• **PROBLEM DETAILS**: Output a single figure: the number of lines in which the word "ASCII" appears.

• **WORKING DATA**:
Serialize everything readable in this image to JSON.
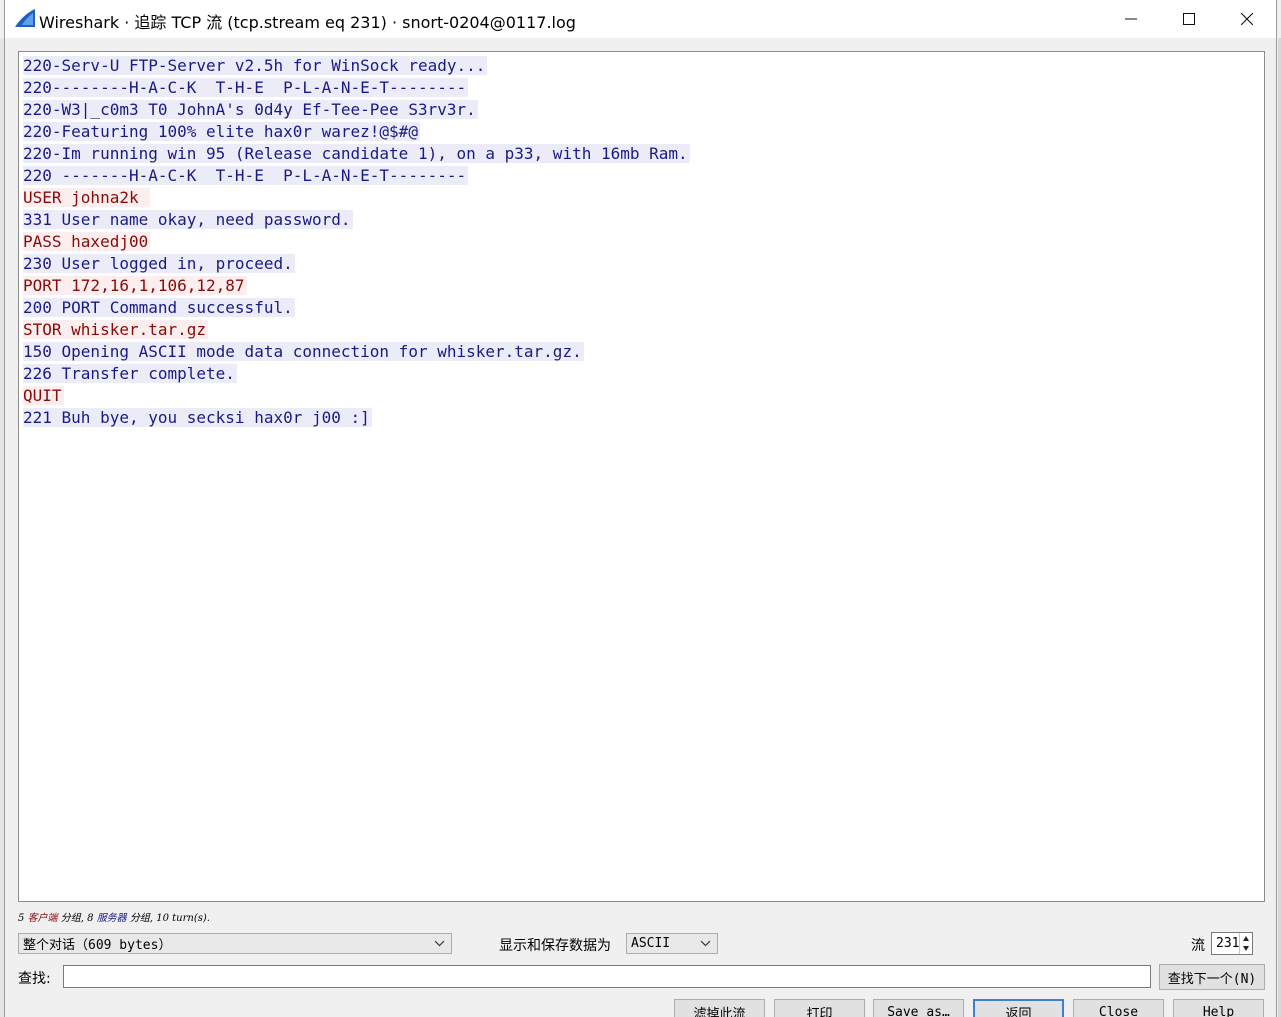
{
  "window": {
    "title": "Wireshark · 追踪 TCP 流 (tcp.stream eq 231) · snort-0204@0117.log",
    "icon": "wireshark-fin-icon",
    "controls": [
      "minimize-icon",
      "maximize-icon",
      "close-icon"
    ]
  },
  "stream": {
    "lines": [
      {
        "who": "server",
        "text": "220-Serv-U FTP-Server v2.5h for WinSock ready..."
      },
      {
        "who": "server",
        "text": "220--------H-A-C-K  T-H-E  P-L-A-N-E-T--------"
      },
      {
        "who": "server",
        "text": "220-W3|_c0m3 T0 JohnA's 0d4y Ef-Tee-Pee S3rv3r."
      },
      {
        "who": "server",
        "text": "220-Featuring 100% elite hax0r warez!@$#@"
      },
      {
        "who": "server",
        "text": "220-Im running win 95 (Release candidate 1), on a p33, with 16mb Ram."
      },
      {
        "who": "server",
        "text": "220 -------H-A-C-K  T-H-E  P-L-A-N-E-T--------"
      },
      {
        "who": "client",
        "text": "USER johna2k "
      },
      {
        "who": "server",
        "text": "331 User name okay, need password."
      },
      {
        "who": "client",
        "text": "PASS haxedj00"
      },
      {
        "who": "server",
        "text": "230 User logged in, proceed."
      },
      {
        "who": "client",
        "text": "PORT 172,16,1,106,12,87"
      },
      {
        "who": "server",
        "text": "200 PORT Command successful."
      },
      {
        "who": "client",
        "text": "STOR whisker.tar.gz"
      },
      {
        "who": "server",
        "text": "150 Opening ASCII mode data connection for whisker.tar.gz."
      },
      {
        "who": "server",
        "text": "226 Transfer complete."
      },
      {
        "who": "client",
        "text": "QUIT"
      },
      {
        "who": "server",
        "text": "221 Buh bye, you secksi hax0r j00 :]"
      }
    ]
  },
  "summary": {
    "client_count": "5",
    "client_word": "客户端",
    "mid1": "分组,",
    "server_count": "8",
    "server_word": "服务器",
    "mid2": "分组,",
    "turns": "10 turn(s)."
  },
  "controls": {
    "conversation_select": "整个对话（609 bytes）",
    "show_as_label": "显示和保存数据为",
    "show_as_select": "ASCII",
    "stream_label": "流",
    "stream_value": "231",
    "find_label": "查找:",
    "find_value": "",
    "find_next": "查找下一个(N)"
  },
  "buttons": {
    "filter_out": "滤掉此流",
    "print": "打印",
    "save_as": "Save as…",
    "back": "返回",
    "close": "Close",
    "help": "Help"
  },
  "colors": {
    "server_text": "#1a1a87",
    "server_bg": "#ececf8",
    "client_text": "#8a0a0a",
    "client_bg": "#fbeeee",
    "accent": "#3c7fd6"
  }
}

• **EXERCISE RESULT**: 2